> TASK PROMPT
Only lines holding the string "trồng" are wanted; copy each one from the material.
++++
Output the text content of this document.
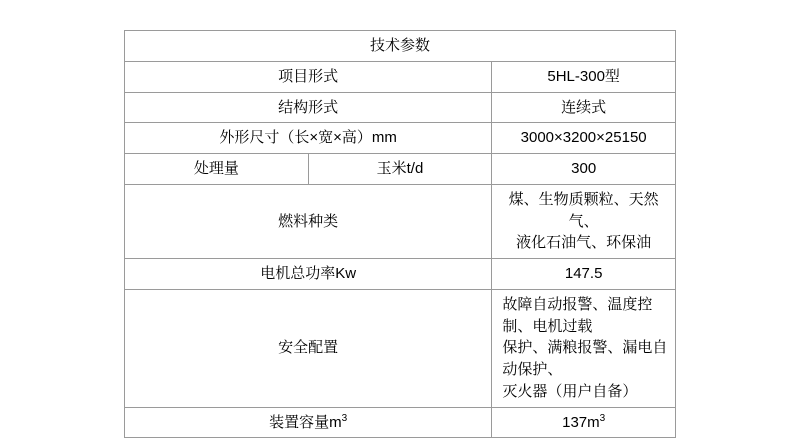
技术参数		
项目形式		5HL-300型
结构形式		连续式
外形尺寸（长×宽×高）mm		3000×3200×25150
处理量	玉米t/d	300
燃料种类		煤、生物质颗粒、天然气、
液化石油气、环保油

电机总功率Kw		147.5
安全配置		故障自动报警、温度控制、电机过载
保护、满粮报警、漏电自动保护、
灭火器（用户自备）

装置容量$m^3$		$137m^3$
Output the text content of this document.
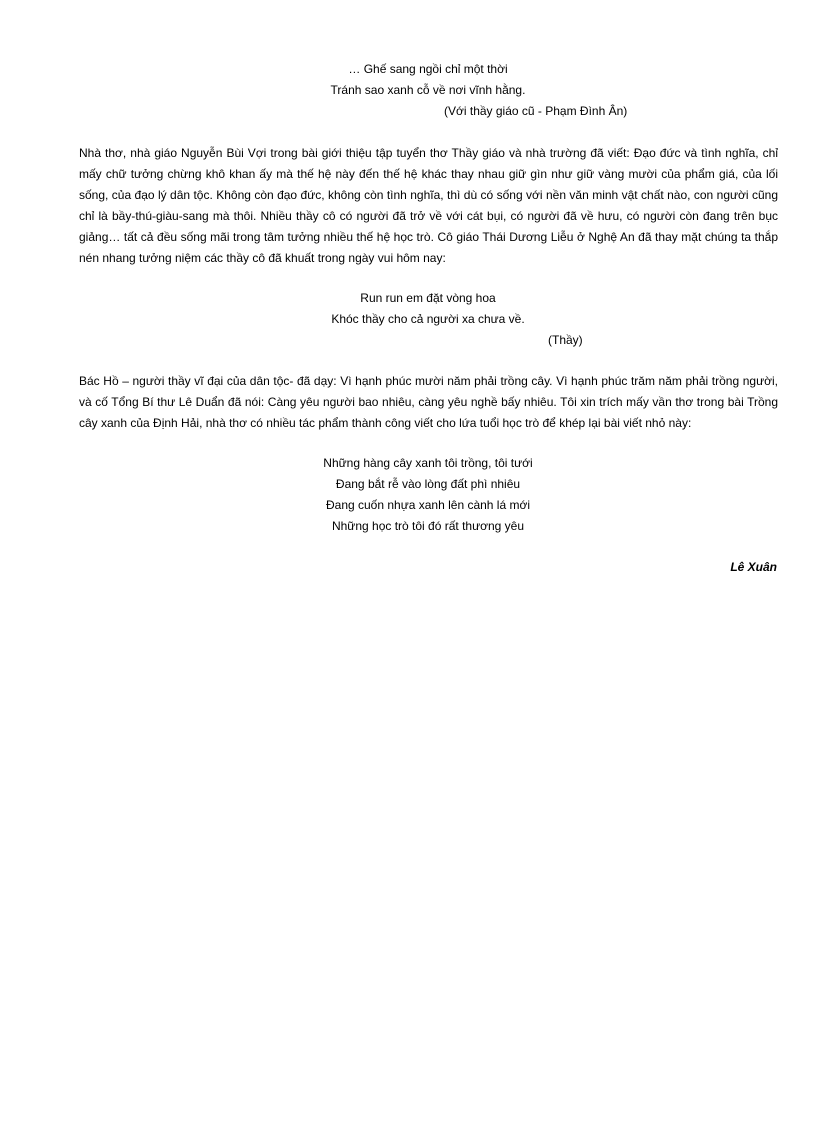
… Ghế sang ngồi chỉ một thời
Tránh sao xanh cỗ về nơi vĩnh hằng.
(Với thầy giáo cũ - Phạm Đình Ân)
Nhà thơ, nhà giáo Nguyễn Bùi Vợi trong bài giới thiệu tập tuyển thơ Thầy giáo và nhà trường đã viết: Đạo đức và tình nghĩa, chỉ mấy chữ tưởng chừng khô khan ấy mà thế hệ này đến thế hệ khác thay nhau giữ gìn như giữ vàng mười của phẩm giá, của lối sống, của đạo lý dân tộc. Không còn đạo đức, không còn tình nghĩa, thì dù có sống với nền văn minh vật chất nào, con người cũng chỉ là bầy-thú-giàu-sang mà thôi. Nhiều thầy cô có người đã trở về với cát bụi, có người đã về hưu, có người còn đang trên bục giảng… tất cả đều sống mãi trong tâm tưởng nhiều thế hệ học trò. Cô giáo Thái Dương Liễu ở Nghệ An đã thay mặt chúng ta thắp nén nhang tưởng niệm các thầy cô đã khuất trong ngày vui hôm nay:
Run run em đặt vòng hoa
Khóc thầy cho cả người xa chưa về.
(Thầy)
Bác Hồ – người thầy vĩ đại của dân tộc- đã dạy: Vì hạnh phúc mười năm phải trồng cây. Vì hạnh phúc trăm năm phải trồng người, và cố Tổng Bí thư Lê Duẩn đã nói: Càng yêu người bao nhiêu, càng yêu nghề bấy nhiêu. Tôi xin trích mấy vần thơ trong bài Trồng cây xanh của Định Hải, nhà thơ có nhiều tác phẩm thành công viết cho lứa tuổi học trò để khép lại bài viết nhỏ này:
Những hàng cây xanh tôi trồng, tôi tưới
Đang bắt rễ vào lòng đất phì nhiêu
Đang cuốn nhựa xanh lên cành lá mới
Những học trò tôi đó rất thương yêu
Lê Xuân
++++
> RESULT OF THE TASK
Bác Hồ – người thầy vĩ đại của dân tộc- đã dạy: Vì hạnh phúc mười năm phải trồng cây. Vì hạnh phúc trăm năm phải trồng người, và cố Tổng Bí thư Lê Duẩn đã nói: Càng yêu người bao nhiêu, càng yêu nghề bấy nhiêu. Tôi xin trích mấy vần thơ trong bài Trồng cây xanh của Định Hải, nhà thơ có nhiều tác phẩm thành công viết cho lứa tuổi học trò để khép lại bài viết nhỏ này:
Những hàng cây xanh tôi trồng, tôi tưới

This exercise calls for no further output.